**WHAT YOU NEED TO DO**:
Print the records below word for word, but leave out the pictures.

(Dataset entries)
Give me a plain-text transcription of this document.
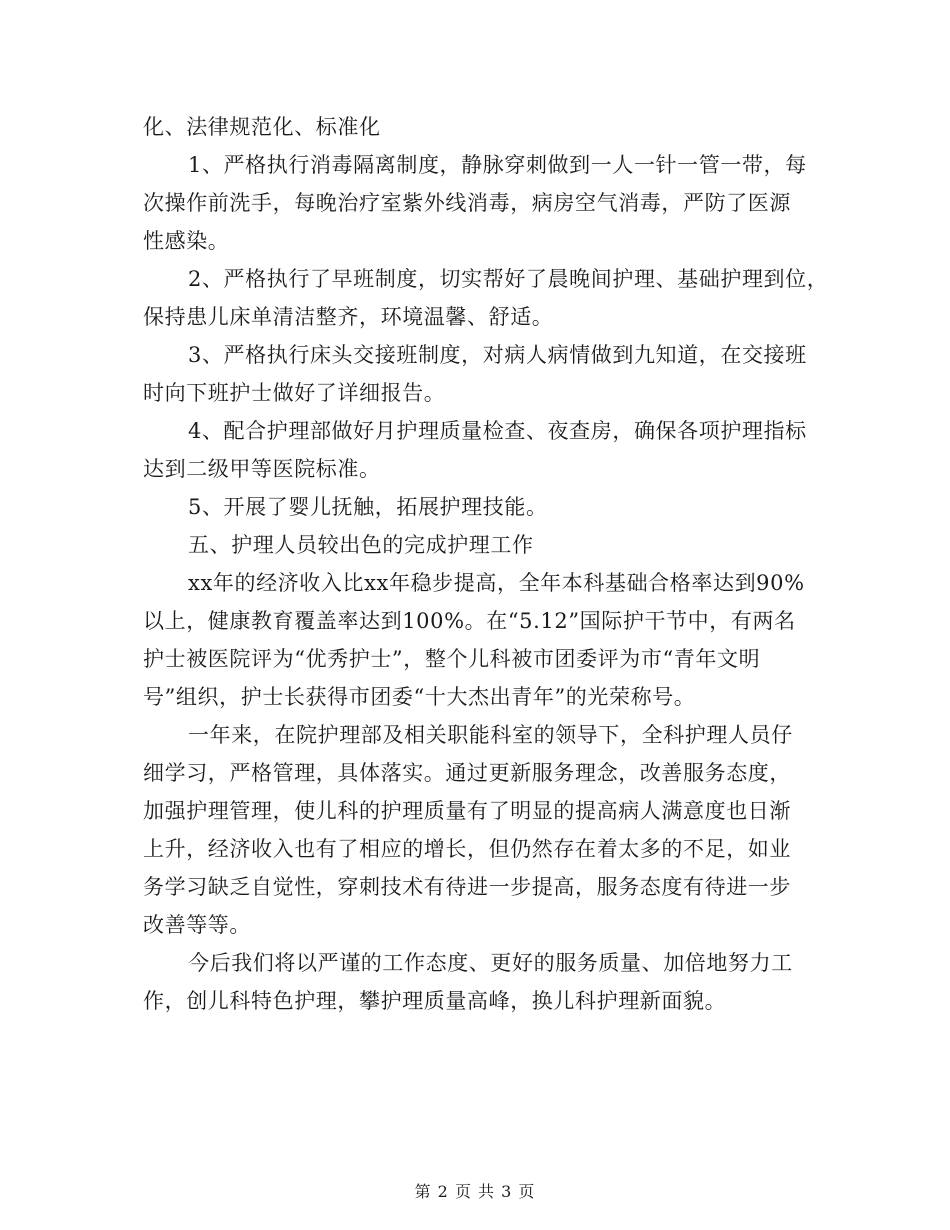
化、法律规范化、标准化
1、严格执行消毒隔离制度，静脉穿刺做到一人一针一管一带，每
次操作前洗手，每晚治疗室紫外线消毒，病房空气消毒，严防了医源
性感染。
2、严格执行了早班制度，切实帮好了晨晚间护理、基础护理到位，
保持患儿床单清洁整齐，环境温馨、舒适。
3、严格执行床头交接班制度，对病人病情做到九知道，在交接班
时向下班护士做好了详细报告。
4、配合护理部做好月护理质量检查、夜查房，确保各项护理指标
达到二级甲等医院标准。
5、开展了婴儿抚触，拓展护理技能。
五、护理人员较出色的完成护理工作
xx年的经济收入比xx年稳步提高，全年本科基础合格率达到90%
以上，健康教育覆盖率达到100%。在“5.12”国际护干节中，有两名
护士被医院评为“优秀护士”，整个儿科被市团委评为市“青年文明
号”组织，护士长获得市团委“十大杰出青年”的光荣称号。
一年来，在院护理部及相关职能科室的领导下，全科护理人员仔
细学习，严格管理，具体落实。通过更新服务理念，改善服务态度，
加强护理管理，使儿科的护理质量有了明显的提高病人满意度也日渐
上升，经济收入也有了相应的增长，但仍然存在着太多的不足，如业
务学习缺乏自觉性，穿刺技术有待进一步提高，服务态度有待进一步
改善等等。
今后我们将以严谨的工作态度、更好的服务质量、加倍地努力工
作，创儿科特色护理，攀护理质量高峰，换儿科护理新面貌。
第 2 页 共 3 页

**RESULT**:
Give me a plain-text transcription of this document.
化、法律规范化、标准化
1、严格执行消毒隔离制度，静脉穿刺做到一人一针一管一带，每
次操作前洗手，每晚治疗室紫外线消毒，病房空气消毒，严防了医源
性感染。
2、严格执行了早班制度，切实帮好了晨晚间护理、基础护理到位，
保持患儿床单清洁整齐，环境温馨、舒适。
3、严格执行床头交接班制度，对病人病情做到九知道，在交接班
时向下班护士做好了详细报告。
4、配合护理部做好月护理质量检查、夜查房，确保各项护理指标
达到二级甲等医院标准。
5、开展了婴儿抚触，拓展护理技能。
五、护理人员较出色的完成护理工作
xx年的经济收入比xx年稳步提高，全年本科基础合格率达到90%
以上，健康教育覆盖率达到100%。在“5.12”国际护干节中，有两名
护士被医院评为“优秀护士”，整个儿科被市团委评为市“青年文明
号”组织，护士长获得市团委“十大杰出青年”的光荣称号。
一年来，在院护理部及相关职能科室的领导下，全科护理人员仔
细学习，严格管理，具体落实。通过更新服务理念，改善服务态度，
加强护理管理，使儿科的护理质量有了明显的提高病人满意度也日渐
上升，经济收入也有了相应的增长，但仍然存在着太多的不足，如业
务学习缺乏自觉性，穿刺技术有待进一步提高，服务态度有待进一步
改善等等。
今后我们将以严谨的工作态度、更好的服务质量、加倍地努力工
作，创儿科特色护理，攀护理质量高峰，换儿科护理新面貌。
第 2 页 共 3 页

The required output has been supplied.